WHAT IS ASKED → Search the records below for the word "persons" and show every line where it occurs.

[Dataset listings of figures]
+---+
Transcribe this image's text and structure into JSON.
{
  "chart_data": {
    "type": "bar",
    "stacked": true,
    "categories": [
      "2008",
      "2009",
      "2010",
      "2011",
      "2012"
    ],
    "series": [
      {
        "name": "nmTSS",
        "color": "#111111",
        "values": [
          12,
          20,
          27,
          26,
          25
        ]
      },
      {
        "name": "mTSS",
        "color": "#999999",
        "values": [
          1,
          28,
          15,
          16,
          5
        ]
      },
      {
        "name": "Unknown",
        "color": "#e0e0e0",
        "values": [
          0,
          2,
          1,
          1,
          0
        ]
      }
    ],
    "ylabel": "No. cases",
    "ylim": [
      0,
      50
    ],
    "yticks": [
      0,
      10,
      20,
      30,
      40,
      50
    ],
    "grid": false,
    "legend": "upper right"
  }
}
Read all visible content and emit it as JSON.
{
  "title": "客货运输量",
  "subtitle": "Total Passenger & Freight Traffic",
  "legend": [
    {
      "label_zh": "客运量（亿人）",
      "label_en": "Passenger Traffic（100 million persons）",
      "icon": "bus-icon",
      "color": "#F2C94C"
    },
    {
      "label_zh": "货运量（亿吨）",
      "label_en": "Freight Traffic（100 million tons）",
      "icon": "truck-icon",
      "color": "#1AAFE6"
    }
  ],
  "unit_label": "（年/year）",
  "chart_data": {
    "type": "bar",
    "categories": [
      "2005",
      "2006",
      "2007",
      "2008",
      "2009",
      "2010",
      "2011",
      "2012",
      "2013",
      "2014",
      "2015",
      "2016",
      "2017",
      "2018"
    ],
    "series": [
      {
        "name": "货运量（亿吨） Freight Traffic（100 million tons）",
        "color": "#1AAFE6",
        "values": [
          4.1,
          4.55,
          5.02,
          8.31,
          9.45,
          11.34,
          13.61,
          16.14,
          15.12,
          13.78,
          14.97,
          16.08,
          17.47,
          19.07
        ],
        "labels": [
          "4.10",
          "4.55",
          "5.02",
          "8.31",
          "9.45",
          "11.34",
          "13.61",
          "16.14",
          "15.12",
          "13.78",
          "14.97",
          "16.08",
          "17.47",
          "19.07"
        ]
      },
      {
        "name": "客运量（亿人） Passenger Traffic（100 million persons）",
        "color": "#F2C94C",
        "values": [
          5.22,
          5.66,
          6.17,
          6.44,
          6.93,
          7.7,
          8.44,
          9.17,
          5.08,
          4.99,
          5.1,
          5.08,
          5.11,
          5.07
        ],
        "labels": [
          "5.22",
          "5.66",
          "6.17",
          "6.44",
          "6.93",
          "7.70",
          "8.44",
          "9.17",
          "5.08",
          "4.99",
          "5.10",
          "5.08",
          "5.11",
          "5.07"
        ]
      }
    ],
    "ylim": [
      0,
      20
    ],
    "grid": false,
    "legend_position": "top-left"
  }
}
+---+
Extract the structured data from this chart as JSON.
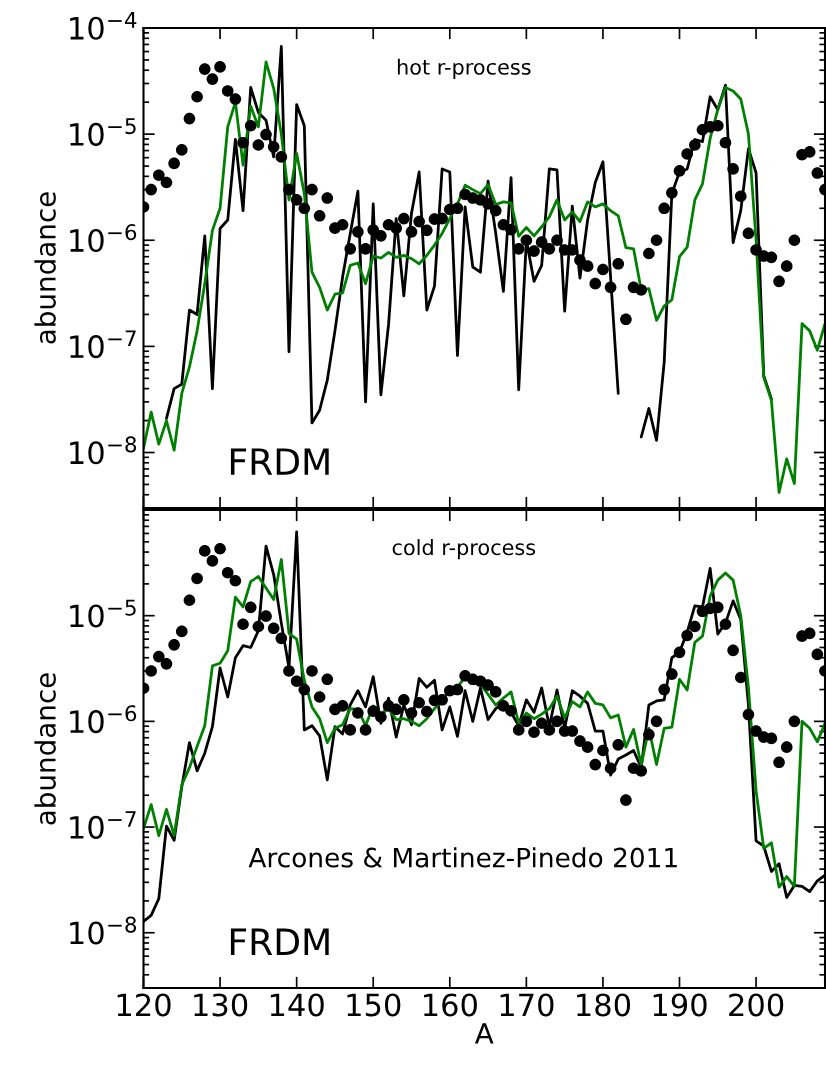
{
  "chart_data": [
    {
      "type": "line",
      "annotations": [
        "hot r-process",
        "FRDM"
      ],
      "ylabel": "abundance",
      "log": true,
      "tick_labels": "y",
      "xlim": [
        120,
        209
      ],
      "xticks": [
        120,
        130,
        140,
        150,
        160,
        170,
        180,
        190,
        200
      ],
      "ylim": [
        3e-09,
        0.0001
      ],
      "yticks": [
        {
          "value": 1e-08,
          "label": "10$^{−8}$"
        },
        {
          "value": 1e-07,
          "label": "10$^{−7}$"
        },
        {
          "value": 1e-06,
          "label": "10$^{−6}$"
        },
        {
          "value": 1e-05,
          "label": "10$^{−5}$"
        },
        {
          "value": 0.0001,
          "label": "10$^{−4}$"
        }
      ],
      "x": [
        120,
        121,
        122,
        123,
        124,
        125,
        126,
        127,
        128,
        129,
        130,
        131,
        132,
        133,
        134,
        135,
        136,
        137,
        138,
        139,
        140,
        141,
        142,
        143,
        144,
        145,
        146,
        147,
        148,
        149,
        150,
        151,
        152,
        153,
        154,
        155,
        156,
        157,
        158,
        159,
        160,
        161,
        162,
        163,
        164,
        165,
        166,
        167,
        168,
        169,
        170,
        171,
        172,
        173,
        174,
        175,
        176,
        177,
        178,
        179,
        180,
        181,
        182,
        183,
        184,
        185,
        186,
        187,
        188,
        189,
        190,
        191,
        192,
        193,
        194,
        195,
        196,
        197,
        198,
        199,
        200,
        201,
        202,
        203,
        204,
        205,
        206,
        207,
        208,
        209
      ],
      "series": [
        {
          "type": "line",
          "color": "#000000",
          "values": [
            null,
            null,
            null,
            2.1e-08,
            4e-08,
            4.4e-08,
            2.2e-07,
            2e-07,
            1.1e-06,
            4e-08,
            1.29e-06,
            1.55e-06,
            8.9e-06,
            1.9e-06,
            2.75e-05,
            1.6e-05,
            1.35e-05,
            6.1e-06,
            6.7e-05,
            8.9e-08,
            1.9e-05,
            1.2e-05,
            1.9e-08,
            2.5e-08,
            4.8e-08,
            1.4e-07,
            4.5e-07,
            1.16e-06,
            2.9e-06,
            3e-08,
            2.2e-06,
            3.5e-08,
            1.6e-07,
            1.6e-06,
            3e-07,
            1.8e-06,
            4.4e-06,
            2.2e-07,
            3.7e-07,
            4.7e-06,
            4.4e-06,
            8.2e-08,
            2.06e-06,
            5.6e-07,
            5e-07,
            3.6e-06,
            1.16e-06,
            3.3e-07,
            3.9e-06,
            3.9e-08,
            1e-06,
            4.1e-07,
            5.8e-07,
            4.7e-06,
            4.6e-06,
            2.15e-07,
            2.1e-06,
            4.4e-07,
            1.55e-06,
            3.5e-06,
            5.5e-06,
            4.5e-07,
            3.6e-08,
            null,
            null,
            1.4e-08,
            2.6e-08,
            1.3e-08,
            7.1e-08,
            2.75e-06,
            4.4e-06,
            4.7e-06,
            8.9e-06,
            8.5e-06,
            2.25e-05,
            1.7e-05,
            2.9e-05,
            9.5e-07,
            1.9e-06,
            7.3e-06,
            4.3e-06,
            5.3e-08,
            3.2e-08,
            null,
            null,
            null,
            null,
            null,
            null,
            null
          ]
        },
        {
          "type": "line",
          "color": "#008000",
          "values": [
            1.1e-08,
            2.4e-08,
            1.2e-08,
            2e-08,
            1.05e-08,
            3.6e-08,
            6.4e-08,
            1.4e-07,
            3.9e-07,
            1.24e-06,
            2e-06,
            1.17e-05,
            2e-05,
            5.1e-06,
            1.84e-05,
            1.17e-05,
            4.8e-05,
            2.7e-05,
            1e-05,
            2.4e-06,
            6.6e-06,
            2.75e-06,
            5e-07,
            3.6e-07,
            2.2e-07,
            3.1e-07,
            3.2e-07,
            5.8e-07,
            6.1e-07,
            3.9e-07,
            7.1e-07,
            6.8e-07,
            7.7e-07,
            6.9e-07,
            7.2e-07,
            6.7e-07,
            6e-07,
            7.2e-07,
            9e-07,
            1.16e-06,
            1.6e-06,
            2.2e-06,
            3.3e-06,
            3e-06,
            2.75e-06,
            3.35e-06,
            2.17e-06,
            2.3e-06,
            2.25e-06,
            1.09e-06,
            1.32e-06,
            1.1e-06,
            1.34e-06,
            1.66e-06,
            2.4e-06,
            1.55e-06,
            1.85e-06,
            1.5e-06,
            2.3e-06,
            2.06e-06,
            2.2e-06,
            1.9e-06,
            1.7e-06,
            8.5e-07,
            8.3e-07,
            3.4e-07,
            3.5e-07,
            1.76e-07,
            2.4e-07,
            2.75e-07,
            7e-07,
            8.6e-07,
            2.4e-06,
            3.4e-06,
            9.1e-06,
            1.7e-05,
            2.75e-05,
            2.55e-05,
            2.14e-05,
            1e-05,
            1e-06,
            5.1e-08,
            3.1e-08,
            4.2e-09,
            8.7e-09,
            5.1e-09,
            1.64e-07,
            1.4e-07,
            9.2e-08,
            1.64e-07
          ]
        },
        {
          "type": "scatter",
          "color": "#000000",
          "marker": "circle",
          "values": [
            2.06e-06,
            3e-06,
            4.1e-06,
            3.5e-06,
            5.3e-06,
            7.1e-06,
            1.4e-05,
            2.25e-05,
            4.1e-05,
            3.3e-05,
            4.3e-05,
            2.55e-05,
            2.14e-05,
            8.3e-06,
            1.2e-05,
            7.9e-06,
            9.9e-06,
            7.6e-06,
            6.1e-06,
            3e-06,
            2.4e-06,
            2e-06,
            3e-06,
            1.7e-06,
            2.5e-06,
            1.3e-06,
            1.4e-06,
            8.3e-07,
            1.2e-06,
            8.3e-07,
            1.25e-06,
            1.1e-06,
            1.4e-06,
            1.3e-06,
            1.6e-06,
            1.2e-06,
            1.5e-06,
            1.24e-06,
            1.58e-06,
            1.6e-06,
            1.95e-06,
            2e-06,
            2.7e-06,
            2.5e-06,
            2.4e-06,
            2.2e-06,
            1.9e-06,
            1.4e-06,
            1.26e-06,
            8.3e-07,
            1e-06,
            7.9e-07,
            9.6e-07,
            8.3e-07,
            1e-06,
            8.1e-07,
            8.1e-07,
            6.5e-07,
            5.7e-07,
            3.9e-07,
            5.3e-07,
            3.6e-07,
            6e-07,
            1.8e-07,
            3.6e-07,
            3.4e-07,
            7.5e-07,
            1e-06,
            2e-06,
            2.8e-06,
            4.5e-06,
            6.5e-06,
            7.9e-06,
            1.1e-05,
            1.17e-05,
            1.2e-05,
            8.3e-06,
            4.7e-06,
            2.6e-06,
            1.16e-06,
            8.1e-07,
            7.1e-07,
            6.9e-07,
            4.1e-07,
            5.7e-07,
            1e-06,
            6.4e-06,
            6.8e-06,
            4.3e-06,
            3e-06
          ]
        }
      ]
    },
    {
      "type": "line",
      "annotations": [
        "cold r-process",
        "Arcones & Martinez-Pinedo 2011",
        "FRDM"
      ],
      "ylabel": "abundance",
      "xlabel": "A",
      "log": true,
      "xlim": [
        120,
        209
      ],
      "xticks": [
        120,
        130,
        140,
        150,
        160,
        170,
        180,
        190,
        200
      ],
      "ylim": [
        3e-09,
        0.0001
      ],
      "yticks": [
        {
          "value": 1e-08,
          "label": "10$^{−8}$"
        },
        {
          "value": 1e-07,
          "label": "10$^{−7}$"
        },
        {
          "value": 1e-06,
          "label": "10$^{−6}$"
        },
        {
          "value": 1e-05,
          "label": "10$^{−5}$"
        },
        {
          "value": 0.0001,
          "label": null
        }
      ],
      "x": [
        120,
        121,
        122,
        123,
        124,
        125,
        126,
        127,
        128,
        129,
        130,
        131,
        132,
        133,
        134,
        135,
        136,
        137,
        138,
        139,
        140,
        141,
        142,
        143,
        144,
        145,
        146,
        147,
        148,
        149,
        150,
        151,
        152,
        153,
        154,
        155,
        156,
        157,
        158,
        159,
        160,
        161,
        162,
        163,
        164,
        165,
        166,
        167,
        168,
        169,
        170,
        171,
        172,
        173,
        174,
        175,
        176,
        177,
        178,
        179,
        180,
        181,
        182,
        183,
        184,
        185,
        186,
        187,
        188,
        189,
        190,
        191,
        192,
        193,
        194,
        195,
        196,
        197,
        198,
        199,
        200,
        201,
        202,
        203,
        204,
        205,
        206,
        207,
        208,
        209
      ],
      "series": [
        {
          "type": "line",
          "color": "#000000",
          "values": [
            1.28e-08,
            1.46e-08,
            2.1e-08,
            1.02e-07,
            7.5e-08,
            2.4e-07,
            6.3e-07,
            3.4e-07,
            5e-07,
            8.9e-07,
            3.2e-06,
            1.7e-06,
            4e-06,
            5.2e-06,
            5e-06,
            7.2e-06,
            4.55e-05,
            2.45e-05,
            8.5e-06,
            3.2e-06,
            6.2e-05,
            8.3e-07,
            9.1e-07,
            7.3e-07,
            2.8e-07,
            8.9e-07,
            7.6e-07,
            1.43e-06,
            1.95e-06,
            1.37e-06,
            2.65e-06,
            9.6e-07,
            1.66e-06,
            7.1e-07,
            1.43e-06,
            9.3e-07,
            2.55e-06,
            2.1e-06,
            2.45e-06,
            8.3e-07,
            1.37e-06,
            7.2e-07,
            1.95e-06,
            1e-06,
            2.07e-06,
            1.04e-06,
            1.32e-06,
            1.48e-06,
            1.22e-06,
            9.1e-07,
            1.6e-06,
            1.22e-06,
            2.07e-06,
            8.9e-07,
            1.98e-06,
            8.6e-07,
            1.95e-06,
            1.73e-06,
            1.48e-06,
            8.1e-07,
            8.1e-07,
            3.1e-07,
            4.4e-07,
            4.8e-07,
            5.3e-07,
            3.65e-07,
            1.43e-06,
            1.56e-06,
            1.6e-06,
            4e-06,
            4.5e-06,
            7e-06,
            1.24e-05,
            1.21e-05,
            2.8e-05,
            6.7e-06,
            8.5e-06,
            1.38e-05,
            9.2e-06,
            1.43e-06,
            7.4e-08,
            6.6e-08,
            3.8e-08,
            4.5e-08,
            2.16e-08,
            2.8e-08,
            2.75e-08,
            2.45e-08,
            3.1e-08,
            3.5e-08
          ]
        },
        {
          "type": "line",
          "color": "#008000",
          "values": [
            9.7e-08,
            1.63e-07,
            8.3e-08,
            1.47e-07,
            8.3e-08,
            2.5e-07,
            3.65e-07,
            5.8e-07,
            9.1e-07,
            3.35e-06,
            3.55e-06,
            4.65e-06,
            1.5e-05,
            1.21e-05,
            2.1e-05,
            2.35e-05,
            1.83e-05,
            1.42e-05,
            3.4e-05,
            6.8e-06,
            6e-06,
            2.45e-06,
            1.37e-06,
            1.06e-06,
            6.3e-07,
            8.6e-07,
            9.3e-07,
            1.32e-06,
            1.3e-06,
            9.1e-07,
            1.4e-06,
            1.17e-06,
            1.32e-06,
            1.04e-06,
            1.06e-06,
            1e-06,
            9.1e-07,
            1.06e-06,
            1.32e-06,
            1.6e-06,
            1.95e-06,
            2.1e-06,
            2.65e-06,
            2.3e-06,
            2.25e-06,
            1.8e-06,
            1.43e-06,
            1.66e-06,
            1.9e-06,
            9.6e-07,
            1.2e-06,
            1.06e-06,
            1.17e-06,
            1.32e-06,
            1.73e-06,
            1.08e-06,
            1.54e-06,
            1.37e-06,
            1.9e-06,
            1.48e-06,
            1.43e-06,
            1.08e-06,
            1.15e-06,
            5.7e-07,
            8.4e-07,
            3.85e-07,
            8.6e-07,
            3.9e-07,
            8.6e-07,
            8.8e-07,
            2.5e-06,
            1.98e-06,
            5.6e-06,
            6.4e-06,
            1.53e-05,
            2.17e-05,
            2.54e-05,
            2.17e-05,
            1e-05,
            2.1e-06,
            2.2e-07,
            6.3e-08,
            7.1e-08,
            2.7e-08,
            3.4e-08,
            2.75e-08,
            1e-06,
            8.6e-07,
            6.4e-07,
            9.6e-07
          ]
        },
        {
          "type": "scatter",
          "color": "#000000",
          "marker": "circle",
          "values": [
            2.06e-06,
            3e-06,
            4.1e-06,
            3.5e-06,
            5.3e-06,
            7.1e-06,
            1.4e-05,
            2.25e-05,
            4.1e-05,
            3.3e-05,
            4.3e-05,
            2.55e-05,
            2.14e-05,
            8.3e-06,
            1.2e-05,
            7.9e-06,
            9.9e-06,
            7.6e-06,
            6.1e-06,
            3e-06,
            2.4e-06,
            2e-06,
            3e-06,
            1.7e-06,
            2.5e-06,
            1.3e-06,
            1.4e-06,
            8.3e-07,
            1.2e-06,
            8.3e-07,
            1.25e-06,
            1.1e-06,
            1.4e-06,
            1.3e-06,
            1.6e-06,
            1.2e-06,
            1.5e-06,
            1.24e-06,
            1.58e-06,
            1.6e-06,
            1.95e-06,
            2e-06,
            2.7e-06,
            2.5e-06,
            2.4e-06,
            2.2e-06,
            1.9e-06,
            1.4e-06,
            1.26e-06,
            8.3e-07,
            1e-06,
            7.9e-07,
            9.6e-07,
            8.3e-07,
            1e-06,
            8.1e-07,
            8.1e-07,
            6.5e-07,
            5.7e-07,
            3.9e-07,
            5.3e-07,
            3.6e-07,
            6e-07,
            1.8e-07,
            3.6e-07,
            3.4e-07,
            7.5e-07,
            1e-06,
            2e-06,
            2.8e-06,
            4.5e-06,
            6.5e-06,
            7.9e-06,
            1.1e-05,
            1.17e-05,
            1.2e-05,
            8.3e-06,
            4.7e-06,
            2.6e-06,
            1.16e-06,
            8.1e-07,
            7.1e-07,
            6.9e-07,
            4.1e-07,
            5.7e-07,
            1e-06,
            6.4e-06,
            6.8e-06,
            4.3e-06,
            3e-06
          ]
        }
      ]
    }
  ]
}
+---+
OUTPUT BELOW →
      "label_en": "Passenger Traffic（100 million persons）",
        "name": "客运量（亿人） Passenger Traffic（100 million persons）",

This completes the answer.